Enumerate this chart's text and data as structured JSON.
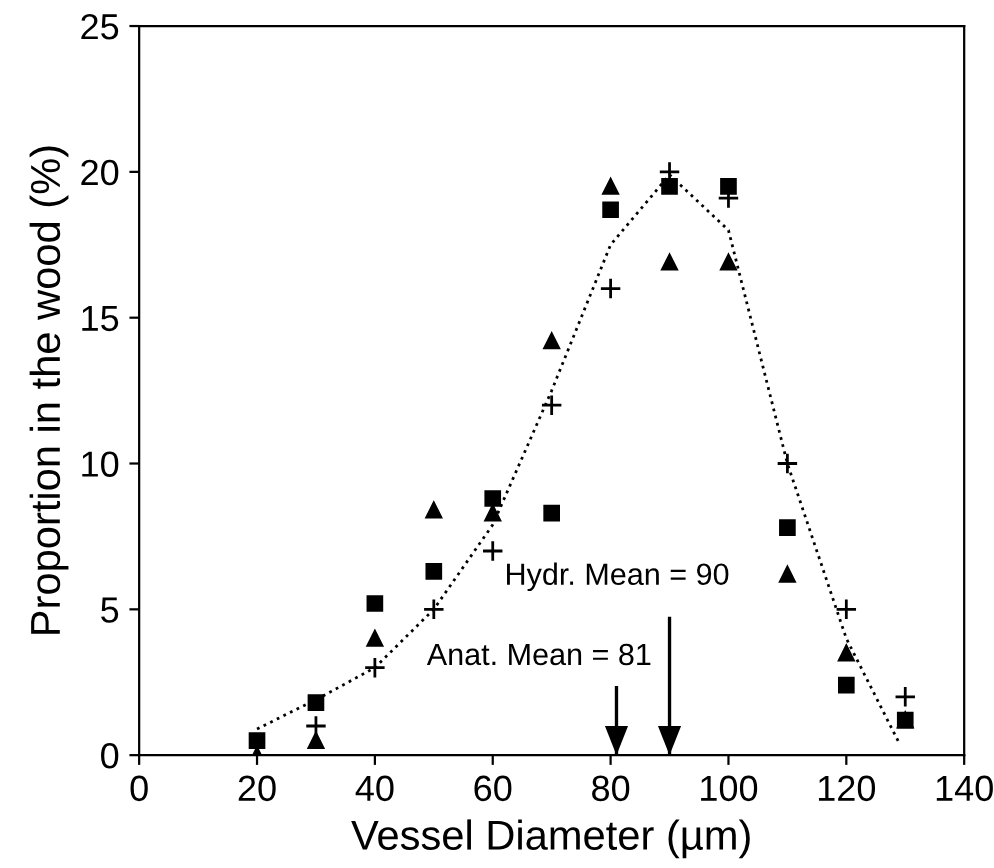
{
  "chart_data": {
    "type": "scatter",
    "xlabel": "Vessel Diameter (µm)",
    "ylabel": "Proportion in the wood (%)",
    "x": [
      20,
      30,
      40,
      50,
      60,
      70,
      80,
      90,
      100,
      110,
      120,
      130
    ],
    "xlim": [
      0,
      140
    ],
    "xticks": [
      0,
      20,
      40,
      60,
      80,
      100,
      120,
      140
    ],
    "ylim": [
      0,
      25
    ],
    "yticks": [
      0,
      5,
      10,
      15,
      20,
      25
    ],
    "grid": false,
    "legend": false,
    "series": [
      {
        "color": "#000000",
        "marker": "square",
        "values": [
          0.5,
          1.8,
          5.2,
          6.3,
          8.8,
          8.3,
          18.7,
          19.5,
          19.5,
          7.8,
          2.4,
          1.2
        ]
      },
      {
        "color": "#000000",
        "marker": "triangle",
        "values": [
          0,
          0.5,
          4.0,
          8.4,
          8.3,
          14.2,
          19.5,
          16.9,
          16.9,
          6.2,
          3.5,
          1.2
        ]
      },
      {
        "color": "#000000",
        "marker": "cross",
        "values": [
          null,
          1.0,
          3.0,
          5.0,
          7.0,
          12.0,
          16.0,
          20.0,
          19.1,
          10.0,
          5.0,
          2.0
        ]
      },
      {
        "type": "line",
        "color": "#000000",
        "marker": "none",
        "line_style": "dotted",
        "x": [
          20,
          30,
          40,
          50,
          60,
          70,
          80,
          90,
          100,
          110,
          120,
          129
        ],
        "values": [
          0.9,
          1.9,
          3.0,
          5.0,
          7.9,
          12.5,
          17.5,
          19.9,
          18.0,
          10.0,
          4.0,
          0.4
        ]
      }
    ],
    "ref_lines": [
      {
        "axis": "x",
        "value": 90,
        "label": "Hydr. Mean = 90"
      },
      {
        "axis": "x",
        "value": 81,
        "label": "Anat. Mean = 81"
      }
    ]
  }
}
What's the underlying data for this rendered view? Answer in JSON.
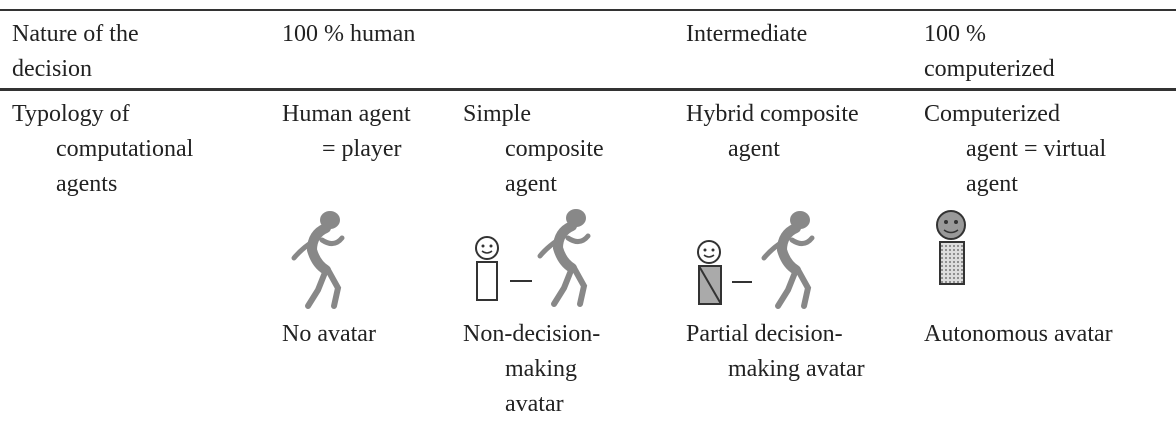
{
  "header": {
    "rows": [
      [
        "Nature of the",
        "decision"
      ],
      [
        "100 % human"
      ],
      [
        "Intermediate"
      ],
      [
        "100 %",
        "computerized"
      ]
    ]
  },
  "typology": {
    "label": [
      "Typology of",
      "computational",
      "agents"
    ],
    "agents": [
      {
        "name": [
          "Human agent",
          "= player"
        ],
        "avatar": [
          "No avatar"
        ]
      },
      {
        "name": [
          "Simple",
          "composite",
          "agent"
        ],
        "avatar": [
          "Non-decision-",
          "making",
          "avatar"
        ]
      },
      {
        "name": [
          "Hybrid composite",
          "agent"
        ],
        "avatar": [
          "Partial decision-",
          "making avatar"
        ]
      },
      {
        "name": [
          "Computerized",
          "agent = virtual",
          "agent"
        ],
        "avatar": [
          "Autonomous avatar"
        ]
      }
    ]
  }
}
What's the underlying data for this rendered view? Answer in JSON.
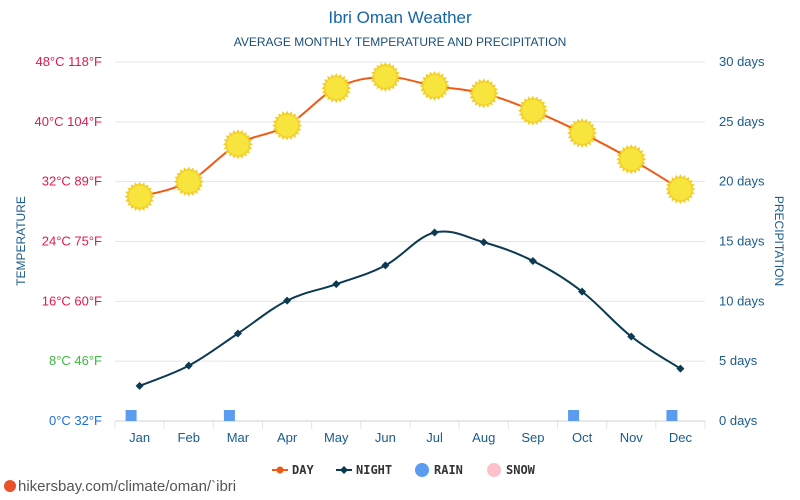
{
  "chart_data": {
    "type": "line",
    "title": "Ibri Oman Weather",
    "subtitle": "AVERAGE MONTHLY TEMPERATURE AND PRECIPITATION",
    "ylabel_left": "TEMPERATURE",
    "ylabel_right": "PRECIPITATION",
    "categories": [
      "Jan",
      "Feb",
      "Mar",
      "Apr",
      "May",
      "Jun",
      "Jul",
      "Aug",
      "Sep",
      "Oct",
      "Nov",
      "Dec"
    ],
    "series": [
      {
        "name": "DAY",
        "unit": "°C",
        "color": "#f05a14",
        "values": [
          30,
          32,
          37,
          39.5,
          44.5,
          46,
          44.8,
          43.8,
          41.5,
          38.5,
          35,
          31
        ]
      },
      {
        "name": "NIGHT",
        "unit": "°C",
        "color": "#0b3a52",
        "values": [
          4.7,
          7.4,
          11.7,
          16.1,
          18.3,
          20.8,
          25.2,
          23.9,
          21.4,
          17.3,
          11.3,
          7
        ]
      },
      {
        "name": "RAIN",
        "unit": "days",
        "color": "#5b9cf0",
        "values": [
          0.5,
          0,
          0.5,
          0,
          0,
          0,
          0,
          0,
          0,
          0.5,
          0,
          0.5
        ]
      },
      {
        "name": "SNOW",
        "unit": "days",
        "color": "#ffc0cb",
        "values": [
          0,
          0,
          0,
          0,
          0,
          0,
          0,
          0,
          0,
          0,
          0,
          0
        ]
      }
    ],
    "ylim_left": [
      0,
      48
    ],
    "ylim_right": [
      0,
      30
    ],
    "left_ticks": [
      {
        "value": 0,
        "label": "0°C 32°F",
        "color": "#1e6fd9"
      },
      {
        "value": 8,
        "label": "8°C 46°F",
        "color": "#3fb93f"
      },
      {
        "value": 16,
        "label": "16°C 60°F",
        "color": "#e01a4f"
      },
      {
        "value": 24,
        "label": "24°C 75°F",
        "color": "#e01a4f"
      },
      {
        "value": 32,
        "label": "32°C 89°F",
        "color": "#e01a4f"
      },
      {
        "value": 40,
        "label": "40°C 104°F",
        "color": "#e01a4f"
      },
      {
        "value": 48,
        "label": "48°C 118°F",
        "color": "#e01a4f"
      }
    ],
    "right_ticks": [
      {
        "value": 0,
        "label": "0 days"
      },
      {
        "value": 5,
        "label": "5 days"
      },
      {
        "value": 10,
        "label": "10 days"
      },
      {
        "value": 15,
        "label": "15 days"
      },
      {
        "value": 20,
        "label": "20 days"
      },
      {
        "value": 25,
        "label": "25 days"
      },
      {
        "value": 30,
        "label": "30 days"
      }
    ],
    "grid": true,
    "legend": "bottom-center"
  },
  "source": "hikersbay.com/climate/oman/`ibri",
  "colors": {
    "title": "#1565a6",
    "subtitle": "#1a4e78",
    "axis_label": "#1a5c8c",
    "grid": "#e4e4e4",
    "sun": "#f7e43c"
  }
}
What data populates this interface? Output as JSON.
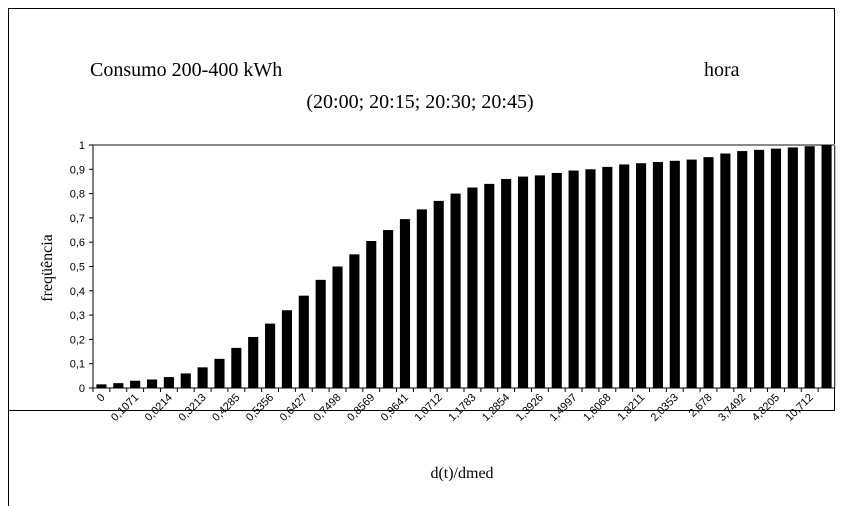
{
  "chart_data": {
    "type": "bar",
    "title": "Consumo 200-400 kWh",
    "title_right": "hora",
    "subtitle": "(20:00; 20:15; 20:30; 20:45)",
    "ylabel": "freqüência",
    "xlabel": "d(t)/dmed",
    "categories": [
      "0",
      null,
      "0,1071",
      null,
      "0,0214",
      null,
      "0,3213",
      null,
      "0,4285",
      null,
      "0,5356",
      null,
      "0,6427",
      null,
      "0,7498",
      null,
      "0,8569",
      null,
      "0,9641",
      null,
      "1,0712",
      null,
      "1,1783",
      null,
      "1,2854",
      null,
      "1,3926",
      null,
      "1,4997",
      null,
      "1,6068",
      null,
      "1,8211",
      null,
      "2,0353",
      null,
      "2,678",
      null,
      "3,7492",
      null,
      "4,8205",
      null,
      "10,712",
      null
    ],
    "values": [
      0.015,
      0.02,
      0.03,
      0.035,
      0.045,
      0.06,
      0.085,
      0.12,
      0.165,
      0.21,
      0.265,
      0.32,
      0.38,
      0.445,
      0.5,
      0.55,
      0.605,
      0.65,
      0.695,
      0.735,
      0.77,
      0.8,
      0.825,
      0.84,
      0.86,
      0.87,
      0.875,
      0.885,
      0.895,
      0.9,
      0.91,
      0.92,
      0.925,
      0.93,
      0.935,
      0.94,
      0.95,
      0.965,
      0.975,
      0.98,
      0.985,
      0.99,
      0.995,
      1.0
    ],
    "color": "#000000",
    "ylim": [
      0,
      1
    ],
    "yticks": [
      {
        "value": 0,
        "label": "0"
      },
      {
        "value": 0.1,
        "label": "0,1"
      },
      {
        "value": 0.2,
        "label": "0,2"
      },
      {
        "value": 0.3,
        "label": "0,3"
      },
      {
        "value": 0.4,
        "label": "0,4"
      },
      {
        "value": 0.5,
        "label": "0,5"
      },
      {
        "value": 0.6,
        "label": "0,6"
      },
      {
        "value": 0.7,
        "label": "0,7"
      },
      {
        "value": 0.8,
        "label": "0,8"
      },
      {
        "value": 0.9,
        "label": "0,9"
      },
      {
        "value": 1,
        "label": "1"
      }
    ],
    "grid": false
  }
}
# # # # # # #
### DIRECTION
Work out how many lines in the records above contain the word "subtitle", and give only that number.

### SOLUTION
3